**Exercise aim**: Select the lines below containing the word "this".

[Stored data entries]
-- start --
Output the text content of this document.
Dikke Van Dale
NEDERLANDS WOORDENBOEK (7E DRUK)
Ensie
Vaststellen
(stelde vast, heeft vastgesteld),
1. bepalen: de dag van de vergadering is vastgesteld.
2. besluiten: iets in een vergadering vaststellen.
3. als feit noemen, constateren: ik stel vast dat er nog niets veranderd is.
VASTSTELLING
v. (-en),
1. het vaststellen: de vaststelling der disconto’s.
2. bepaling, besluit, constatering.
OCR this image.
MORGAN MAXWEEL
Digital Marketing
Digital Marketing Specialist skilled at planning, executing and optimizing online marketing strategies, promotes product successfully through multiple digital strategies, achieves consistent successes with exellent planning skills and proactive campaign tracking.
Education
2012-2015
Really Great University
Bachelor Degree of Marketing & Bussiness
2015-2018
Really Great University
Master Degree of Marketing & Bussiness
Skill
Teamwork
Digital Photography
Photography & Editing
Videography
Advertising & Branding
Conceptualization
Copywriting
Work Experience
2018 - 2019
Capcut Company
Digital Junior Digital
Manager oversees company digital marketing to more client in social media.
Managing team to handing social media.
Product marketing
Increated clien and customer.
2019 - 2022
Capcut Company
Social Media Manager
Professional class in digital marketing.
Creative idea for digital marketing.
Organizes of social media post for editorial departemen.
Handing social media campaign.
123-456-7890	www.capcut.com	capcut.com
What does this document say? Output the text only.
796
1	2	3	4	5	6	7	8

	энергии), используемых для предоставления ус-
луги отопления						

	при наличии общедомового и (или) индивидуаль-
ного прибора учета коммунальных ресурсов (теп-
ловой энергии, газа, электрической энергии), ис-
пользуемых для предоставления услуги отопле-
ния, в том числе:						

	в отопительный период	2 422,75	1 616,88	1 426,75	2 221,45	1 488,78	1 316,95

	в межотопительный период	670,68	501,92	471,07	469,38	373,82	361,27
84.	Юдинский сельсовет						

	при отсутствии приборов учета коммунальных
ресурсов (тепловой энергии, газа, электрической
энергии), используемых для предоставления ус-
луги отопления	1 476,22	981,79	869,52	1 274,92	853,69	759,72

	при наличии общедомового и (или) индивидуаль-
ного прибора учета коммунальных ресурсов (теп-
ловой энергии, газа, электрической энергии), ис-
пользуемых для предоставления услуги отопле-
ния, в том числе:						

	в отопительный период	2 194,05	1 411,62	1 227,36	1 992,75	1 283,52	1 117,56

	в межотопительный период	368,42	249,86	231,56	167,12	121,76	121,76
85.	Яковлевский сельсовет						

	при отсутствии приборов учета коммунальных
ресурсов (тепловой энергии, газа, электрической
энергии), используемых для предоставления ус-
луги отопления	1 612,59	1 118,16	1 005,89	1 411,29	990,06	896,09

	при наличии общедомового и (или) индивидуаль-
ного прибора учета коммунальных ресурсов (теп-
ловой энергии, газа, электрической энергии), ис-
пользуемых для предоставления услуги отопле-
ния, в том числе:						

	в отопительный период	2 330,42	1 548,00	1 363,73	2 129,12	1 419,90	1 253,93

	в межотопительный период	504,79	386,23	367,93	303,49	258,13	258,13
-- end --
**Output**:
Output the text content of this document.
OCR this image.
What does this document say? Output the text only.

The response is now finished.